(Stored data entries)
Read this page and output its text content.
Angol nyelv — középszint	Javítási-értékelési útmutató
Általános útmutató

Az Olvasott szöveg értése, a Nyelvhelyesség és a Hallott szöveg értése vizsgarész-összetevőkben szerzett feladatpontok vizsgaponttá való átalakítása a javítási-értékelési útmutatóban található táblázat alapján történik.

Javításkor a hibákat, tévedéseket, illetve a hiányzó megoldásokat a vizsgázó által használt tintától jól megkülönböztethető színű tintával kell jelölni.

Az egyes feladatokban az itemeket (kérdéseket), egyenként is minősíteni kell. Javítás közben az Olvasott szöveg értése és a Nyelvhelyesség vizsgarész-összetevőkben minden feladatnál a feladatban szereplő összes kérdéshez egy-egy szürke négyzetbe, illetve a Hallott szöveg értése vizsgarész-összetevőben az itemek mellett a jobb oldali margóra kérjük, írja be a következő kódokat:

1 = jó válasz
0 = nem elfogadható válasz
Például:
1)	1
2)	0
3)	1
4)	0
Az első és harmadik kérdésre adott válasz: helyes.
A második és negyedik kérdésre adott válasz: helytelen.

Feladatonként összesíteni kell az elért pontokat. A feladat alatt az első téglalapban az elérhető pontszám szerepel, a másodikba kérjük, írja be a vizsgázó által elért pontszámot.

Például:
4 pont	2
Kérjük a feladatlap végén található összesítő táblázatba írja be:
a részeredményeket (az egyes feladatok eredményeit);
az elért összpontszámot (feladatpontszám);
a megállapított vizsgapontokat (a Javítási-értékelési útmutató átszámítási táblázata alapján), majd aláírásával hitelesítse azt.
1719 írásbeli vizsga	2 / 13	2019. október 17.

• _WHAT TO DO_: Each entry above is to be quoted exactly.

• _SOLUTION FOR THIS TASK_:
Read this page and output its text content.
Angol nyelv — középszint	Javítási-értékelési útmutató
Általános útmutató

Az Olvasott szöveg értése, a Nyelvhelyesség és a Hallott szöveg értése vizsgarész-összetevőkben szerzett feladatpontok vizsgaponttá való átalakítása a javítási-értékelési útmutatóban található táblázat alapján történik.

Javításkor a hibákat, tévedéseket, illetve a hiányzó megoldásokat a vizsgázó által használt tintától jól megkülönböztethető színű tintával kell jelölni.

Az egyes feladatokban az itemeket (kérdéseket), egyenként is minősíteni kell. Javítás közben az Olvasott szöveg értése és a Nyelvhelyesség vizsgarész-összetevőkben minden feladatnál a feladatban szereplő összes kérdéshez egy-egy szürke négyzetbe, illetve a Hallott szöveg értése vizsgarész-összetevőben az itemek mellett a jobb oldali margóra kérjük, írja be a következő kódokat:

1 = jó válasz
0 = nem elfogadható válasz
Például:
1)	1
2)	0
3)	1
4)	0
Az első és harmadik kérdésre adott válasz: helyes.
A második és negyedik kérdésre adott válasz: helytelen.

Feladatonként összesíteni kell az elért pontokat. A feladat alatt az első téglalapban az elérhető pontszám szerepel, a másodikba kérjük, írja be a vizsgázó által elért pontszámot.

Például:
4 pont	2
Kérjük a feladatlap végén található összesítő táblázatba írja be:
a részeredményeket (az egyes feladatok eredményeit);
az elért összpontszámot (feladatpontszám);
a megállapított vizsgapontokat (a Javítási-értékelési útmutató átszámítási táblázata alapján), majd aláírásával hitelesítse azt.
1719 írásbeli vizsga	2 / 13	2019. október 17.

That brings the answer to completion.